Omit the pictures and return every entry exactly as written.

[Data entries]
## BEGIN

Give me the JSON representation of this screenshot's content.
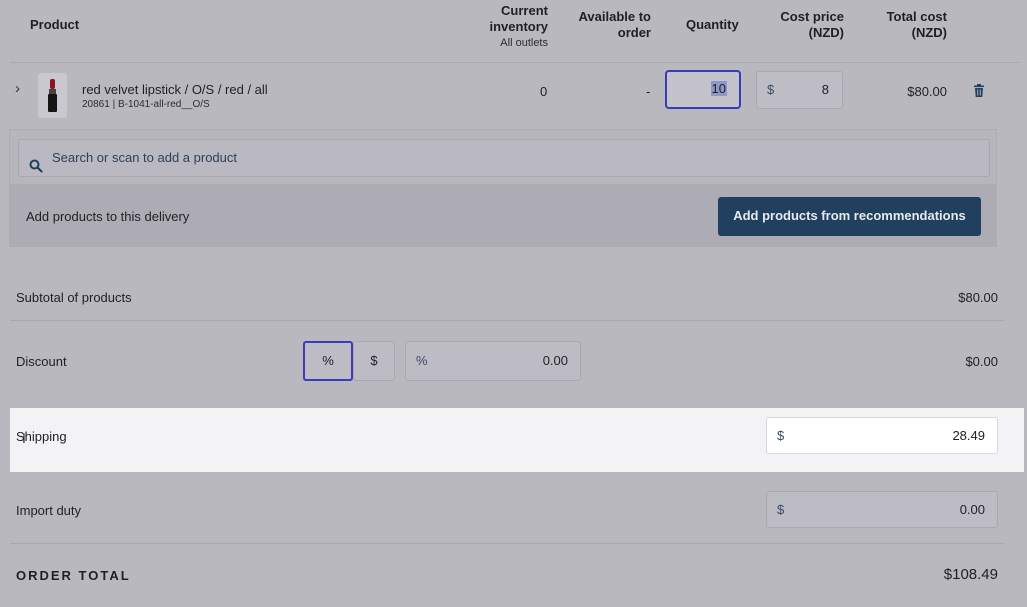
{
  "table": {
    "headers": {
      "product": "Product",
      "inventory_line1": "Current",
      "inventory_line2": "inventory",
      "inventory_sub": "All outlets",
      "available_line1": "Available to",
      "available_line2": "order",
      "quantity": "Quantity",
      "cost_line1": "Cost price",
      "cost_line2": "(NZD)",
      "total_line1": "Total cost",
      "total_line2": "(NZD)"
    },
    "row": {
      "name": "red velvet lipstick / O/S / red / all",
      "sku": "20861 | B-1041-all-red__O/S",
      "inventory": "0",
      "available": "-",
      "quantity": "10",
      "cost_prefix": "$",
      "cost": "8",
      "total": "$80.00"
    }
  },
  "search": {
    "placeholder": "Search or scan to add a product"
  },
  "add_products": {
    "label": "Add products to this delivery",
    "button": "Add products from recommendations"
  },
  "totals": {
    "subtotal_label": "Subtotal of products",
    "subtotal_value": "$80.00",
    "discount_label": "Discount",
    "discount_percent_toggle": "%",
    "discount_dollar_toggle": "$",
    "discount_prefix": "%",
    "discount_input": "0.00",
    "discount_value": "$0.00",
    "shipping_label": "Shipping",
    "shipping_prefix": "$",
    "shipping_input": "28.49",
    "import_duty_label": "Import duty",
    "import_duty_prefix": "$",
    "import_duty_input": "0.00",
    "order_total_label": "ORDER TOTAL",
    "order_total_value": "$108.49"
  },
  "colors": {
    "overlay_gray": "#b9b8bf",
    "primary_button": "#21405f",
    "focus_border": "#3d3ab8",
    "highlight_band": "#f3f3f5"
  }
}
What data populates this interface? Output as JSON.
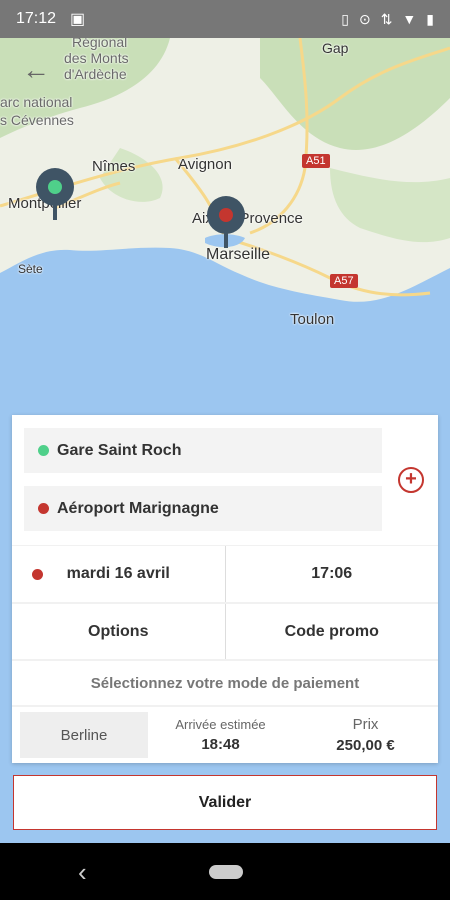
{
  "status_bar": {
    "time": "17:12"
  },
  "map": {
    "labels": {
      "regional": "Régional",
      "des_monts": "des Monts",
      "d_ardeche": "d'Ardèche",
      "parc_national": "arc national",
      "cevennes": "s Cévennes",
      "gap": "Gap",
      "nimes": "Nîmes",
      "avignon": "Avignon",
      "montpellier": "Montpellier",
      "aix": "Aix-en-Provence",
      "marseille": "Marseille",
      "sete": "Sète",
      "toulon": "Toulon",
      "a51": "A51",
      "a57": "A57"
    },
    "pins": {
      "origin_color": "#4fd08a",
      "destination_color": "#c4362f"
    }
  },
  "booking": {
    "pickup": "Gare Saint Roch",
    "dropoff": "Aéroport Marignagne",
    "date": "mardi 16 avril",
    "time": "17:06",
    "options_label": "Options",
    "promo_label": "Code promo",
    "payment_label": "Sélectionnez votre mode de paiement",
    "vehicle": "Berline",
    "eta_label": "Arrivée estimée",
    "eta_value": "18:48",
    "price_label": "Prix",
    "price_value": "250,00 €",
    "submit_label": "Valider"
  },
  "colors": {
    "accent": "#c4362f",
    "pin_body": "#3f5465"
  }
}
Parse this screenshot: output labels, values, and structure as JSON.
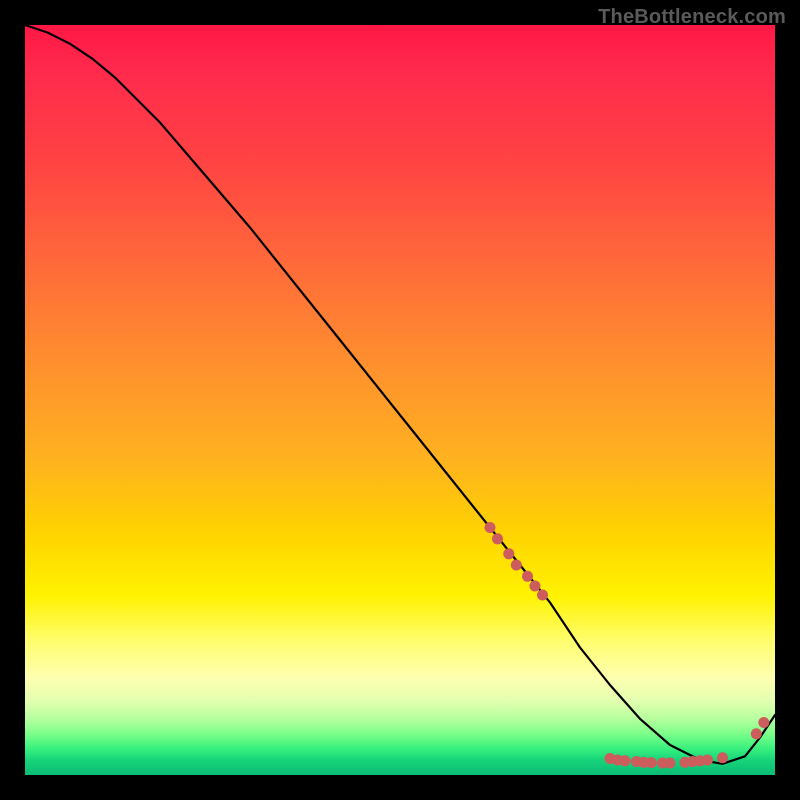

## END

Solution:
Give me the JSON representation of this screenshot's content.
{
  "table": {
    "headers": {
      "product": "Product",
      "inventory_line1": "Current",
      "inventory_line2": "inventory",
      "inventory_sub": "All outlets",
      "available_line1": "Available to",
      "available_line2": "order",
      "quantity": "Quantity",
      "cost_line1": "Cost price",
      "cost_line2": "(NZD)",
      "total_line1": "Total cost",
      "total_line2": "(NZD)"
    },
    "row": {
      "name": "red velvet lipstick / O/S / red / all",
      "sku": "20861 | B-1041-all-red__O/S",
      "inventory": "0",
      "available": "-",
      "quantity": "10",
      "cost_prefix": "$",
      "cost": "8",
      "total": "$80.00"
    }
  },
  "search": {
    "placeholder": "Search or scan to add a product"
  },
  "add_products": {
    "label": "Add products to this delivery",
    "button": "Add products from recommendations"
  },
  "totals": {
    "subtotal_label": "Subtotal of products",
    "subtotal_value": "$80.00",
    "discount_label": "Discount",
    "discount_percent_toggle": "%",
    "discount_dollar_toggle": "$",
    "discount_prefix": "%",
    "discount_input": "0.00",
    "discount_value": "$0.00",
    "shipping_label": "Shipping",
    "shipping_prefix": "$",
    "shipping_input": "28.49",
    "import_duty_label": "Import duty",
    "import_duty_prefix": "$",
    "import_duty_input": "0.00",
    "order_total_label": "ORDER TOTAL",
    "order_total_value": "$108.49"
  },
  "colors": {
    "overlay_gray": "#b9b8bf",
    "primary_button": "#21405f",
    "focus_border": "#3d3ab8",
    "highlight_band": "#f3f3f5"
  }
}
What data populates this interface? Output as JSON.
{
  "status_bar": {
    "time": "17:12"
  },
  "map": {
    "labels": {
      "regional": "Régional",
      "des_monts": "des Monts",
      "d_ardeche": "d'Ardèche",
      "parc_national": "arc national",
      "cevennes": "s Cévennes",
      "gap": "Gap",
      "nimes": "Nîmes",
      "avignon": "Avignon",
      "montpellier": "Montpellier",
      "aix": "Aix-en-Provence",
      "marseille": "Marseille",
      "sete": "Sète",
      "toulon": "Toulon",
      "a51": "A51",
      "a57": "A57"
    },
    "pins": {
      "origin_color": "#4fd08a",
      "destination_color": "#c4362f"
    }
  },
  "booking": {
    "pickup": "Gare Saint Roch",
    "dropoff": "Aéroport Marignagne",
    "date": "mardi 16 avril",
    "time": "17:06",
    "options_label": "Options",
    "promo_label": "Code promo",
    "payment_label": "Sélectionnez votre mode de paiement",
    "vehicle": "Berline",
    "eta_label": "Arrivée estimée",
    "eta_value": "18:48",
    "price_label": "Prix",
    "price_value": "250,00 €",
    "submit_label": "Valider"
  },
  "colors": {
    "accent": "#c4362f",
    "pin_body": "#3f5465"
  }
}
Parse this screenshot: output labels, values, and structure as JSON.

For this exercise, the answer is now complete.